▶ TASK TO COMPLETE
Restate the data word for word and leave the images out.

▶ SOURCE RECORDS
■ ■ ■ ■ ■

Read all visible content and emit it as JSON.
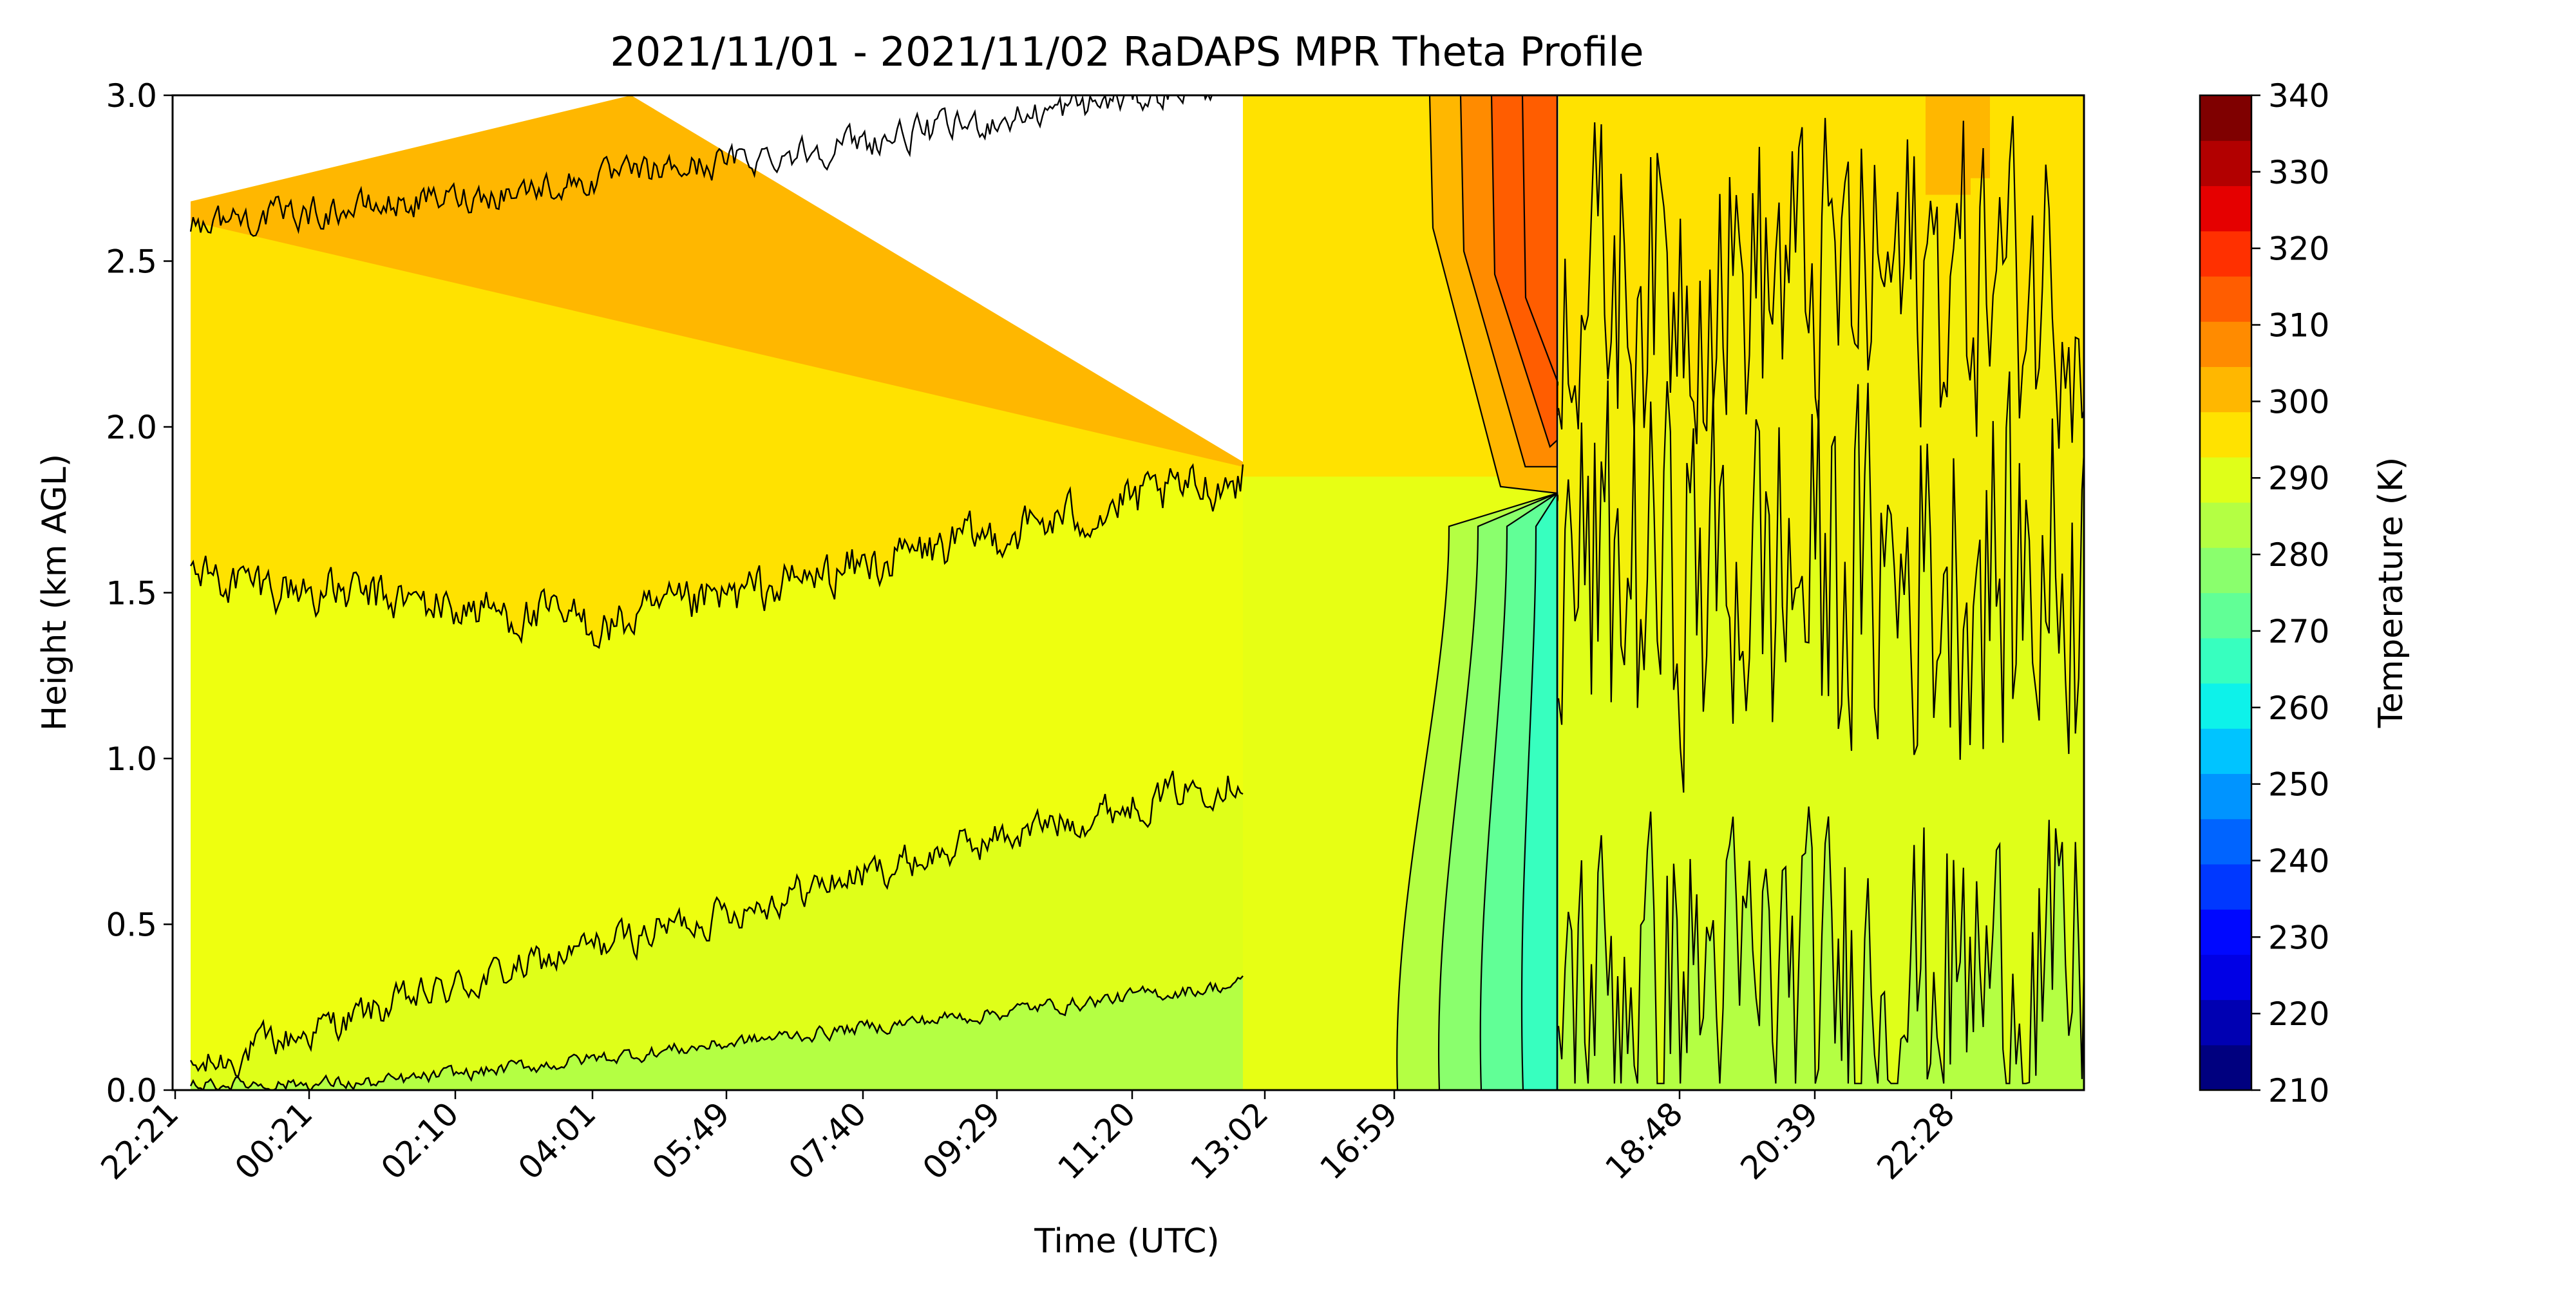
{
  "chart_data": {
    "type": "heatmap",
    "subtype": "filled-contour",
    "title": "2021/11/01 - 2021/11/02 RaDAPS MPR Theta Profile",
    "xlabel": "Time (UTC)",
    "ylabel": "Height (km AGL)",
    "x_tick_labels": [
      "22:21",
      "00:21",
      "02:10",
      "04:01",
      "05:49",
      "07:40",
      "09:29",
      "11:20",
      "13:02",
      "16:59",
      "18:48",
      "20:39",
      "22:28"
    ],
    "x_tick_rotation": 45,
    "ylim": [
      0.0,
      3.0
    ],
    "y_ticks": [
      "0.0",
      "0.5",
      "1.0",
      "1.5",
      "2.0",
      "2.5",
      "3.0"
    ],
    "colorbar": {
      "label": "Temperature (K)",
      "range": [
        210,
        340
      ],
      "level_step": 5,
      "tick_labels": [
        "210",
        "220",
        "230",
        "240",
        "250",
        "260",
        "270",
        "280",
        "290",
        "300",
        "310",
        "320",
        "330",
        "340"
      ],
      "colormap": "jet",
      "colors": [
        "#00007f",
        "#0000b2",
        "#0000e5",
        "#0008ff",
        "#0038ff",
        "#0064ff",
        "#0094ff",
        "#00c4ff",
        "#0df2ea",
        "#37ffbf",
        "#61ff96",
        "#8aff6d",
        "#b4ff43",
        "#dfff19",
        "#ffe200",
        "#ffb700",
        "#ff8b00",
        "#ff5d00",
        "#ff3000",
        "#e50000",
        "#b20000",
        "#7f0000"
      ]
    },
    "contour_levels": [
      {
        "value": 270,
        "color": "#37ffbf"
      },
      {
        "value": 275,
        "color": "#61ff96"
      },
      {
        "value": 280,
        "color": "#8aff6d"
      },
      {
        "value": 285,
        "color": "#b4ff43"
      },
      {
        "value": 290,
        "color": "#dfff19"
      },
      {
        "value": 295,
        "color": "#ffe200"
      },
      {
        "value": 300,
        "color": "#ffb700"
      },
      {
        "value": 305,
        "color": "#ff8b00"
      },
      {
        "value": 310,
        "color": "#ff5d00"
      }
    ],
    "regions": [
      {
        "x_range": [
          "22:21",
          "16:59"
        ],
        "description": "stratified: 285-290 K near surface, 290 K through mid-levels, 295 K above ~1.6 km, 300 K band above ~2.6 km"
      },
      {
        "x_range": [
          "16:59",
          "18:48"
        ],
        "description": "interpolated column: 270-285 K near surface, warm core up to ~310 K near 2.5 km"
      },
      {
        "x_range": [
          "18:48",
          "22:28"
        ],
        "description": "noisy field: 285-295 K with scattered 300 K patches aloft"
      }
    ],
    "grid": false
  }
}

■ ■ ■ ■ ■

▶ COMPLETE ANSWER
Read all visible content and emit it as JSON.
{
  "chart_data": {
    "type": "heatmap",
    "subtype": "filled-contour",
    "title": "2021/11/01 - 2021/11/02 RaDAPS MPR Theta Profile",
    "xlabel": "Time (UTC)",
    "ylabel": "Height (km AGL)",
    "x_tick_labels": [
      "22:21",
      "00:21",
      "02:10",
      "04:01",
      "05:49",
      "07:40",
      "09:29",
      "11:20",
      "13:02",
      "16:59",
      "18:48",
      "20:39",
      "22:28"
    ],
    "x_tick_rotation": 45,
    "ylim": [
      0.0,
      3.0
    ],
    "y_ticks": [
      "0.0",
      "0.5",
      "1.0",
      "1.5",
      "2.0",
      "2.5",
      "3.0"
    ],
    "colorbar": {
      "label": "Temperature (K)",
      "range": [
        210,
        340
      ],
      "level_step": 5,
      "tick_labels": [
        "210",
        "220",
        "230",
        "240",
        "250",
        "260",
        "270",
        "280",
        "290",
        "300",
        "310",
        "320",
        "330",
        "340"
      ],
      "colormap": "jet",
      "colors": [
        "#00007f",
        "#0000b2",
        "#0000e5",
        "#0008ff",
        "#0038ff",
        "#0064ff",
        "#0094ff",
        "#00c4ff",
        "#0df2ea",
        "#37ffbf",
        "#61ff96",
        "#8aff6d",
        "#b4ff43",
        "#dfff19",
        "#ffe200",
        "#ffb700",
        "#ff8b00",
        "#ff5d00",
        "#ff3000",
        "#e50000",
        "#b20000",
        "#7f0000"
      ]
    },
    "contour_levels": [
      {
        "value": 270,
        "color": "#37ffbf"
      },
      {
        "value": 275,
        "color": "#61ff96"
      },
      {
        "value": 280,
        "color": "#8aff6d"
      },
      {
        "value": 285,
        "color": "#b4ff43"
      },
      {
        "value": 290,
        "color": "#dfff19"
      },
      {
        "value": 295,
        "color": "#ffe200"
      },
      {
        "value": 300,
        "color": "#ffb700"
      },
      {
        "value": 305,
        "color": "#ff8b00"
      },
      {
        "value": 310,
        "color": "#ff5d00"
      }
    ],
    "regions": [
      {
        "x_range": [
          "22:21",
          "16:59"
        ],
        "description": "stratified: 285-290 K near surface, 290 K through mid-levels, 295 K above ~1.6 km, 300 K band above ~2.6 km"
      },
      {
        "x_range": [
          "16:59",
          "18:48"
        ],
        "description": "interpolated column: 270-285 K near surface, warm core up to ~310 K near 2.5 km"
      },
      {
        "x_range": [
          "18:48",
          "22:28"
        ],
        "description": "noisy field: 285-295 K with scattered 300 K patches aloft"
      }
    ],
    "grid": false
  }
}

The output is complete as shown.